Directive. Print every record below exactly as written.

Material provided.
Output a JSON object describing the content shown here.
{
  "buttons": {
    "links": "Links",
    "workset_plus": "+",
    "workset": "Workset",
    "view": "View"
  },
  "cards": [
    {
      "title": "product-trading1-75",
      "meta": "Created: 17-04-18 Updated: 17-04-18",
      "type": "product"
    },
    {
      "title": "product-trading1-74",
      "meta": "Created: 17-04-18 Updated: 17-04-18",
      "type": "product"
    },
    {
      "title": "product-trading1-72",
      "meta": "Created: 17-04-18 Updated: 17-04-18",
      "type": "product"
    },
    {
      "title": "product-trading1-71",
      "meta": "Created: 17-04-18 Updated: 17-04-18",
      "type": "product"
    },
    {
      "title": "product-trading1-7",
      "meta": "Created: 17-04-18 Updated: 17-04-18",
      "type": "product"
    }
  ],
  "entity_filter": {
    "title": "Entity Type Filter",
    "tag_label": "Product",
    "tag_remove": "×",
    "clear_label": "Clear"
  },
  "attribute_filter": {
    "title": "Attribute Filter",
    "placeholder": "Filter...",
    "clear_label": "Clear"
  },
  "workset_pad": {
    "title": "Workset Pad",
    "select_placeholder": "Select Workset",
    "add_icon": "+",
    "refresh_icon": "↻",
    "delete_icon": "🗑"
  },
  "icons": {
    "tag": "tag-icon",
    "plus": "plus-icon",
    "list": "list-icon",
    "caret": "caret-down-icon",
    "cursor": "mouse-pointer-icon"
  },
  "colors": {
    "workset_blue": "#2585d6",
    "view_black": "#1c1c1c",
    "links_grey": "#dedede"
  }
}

Finished answer.
Output a JSON object describing the content shown here.
{
  "buttons": {
    "links": "Links",
    "workset_plus": "+",
    "workset": "Workset",
    "view": "View"
  },
  "cards": [
    {
      "title": "product-trading1-75",
      "meta": "Created: 17-04-18 Updated: 17-04-18",
      "type": "product"
    },
    {
      "title": "product-trading1-74",
      "meta": "Created: 17-04-18 Updated: 17-04-18",
      "type": "product"
    },
    {
      "title": "product-trading1-72",
      "meta": "Created: 17-04-18 Updated: 17-04-18",
      "type": "product"
    },
    {
      "title": "product-trading1-71",
      "meta": "Created: 17-04-18 Updated: 17-04-18",
      "type": "product"
    },
    {
      "title": "product-trading1-7",
      "meta": "Created: 17-04-18 Updated: 17-04-18",
      "type": "product"
    }
  ],
  "entity_filter": {
    "title": "Entity Type Filter",
    "tag_label": "Product",
    "tag_remove": "×",
    "clear_label": "Clear"
  },
  "attribute_filter": {
    "title": "Attribute Filter",
    "placeholder": "Filter...",
    "clear_label": "Clear"
  },
  "workset_pad": {
    "title": "Workset Pad",
    "select_placeholder": "Select Workset",
    "add_icon": "+",
    "refresh_icon": "↻",
    "delete_icon": "🗑"
  },
  "icons": {
    "tag": "tag-icon",
    "plus": "plus-icon",
    "list": "list-icon",
    "caret": "caret-down-icon",
    "cursor": "mouse-pointer-icon"
  },
  "colors": {
    "workset_blue": "#2585d6",
    "view_black": "#1c1c1c",
    "links_grey": "#dedede"
  }
}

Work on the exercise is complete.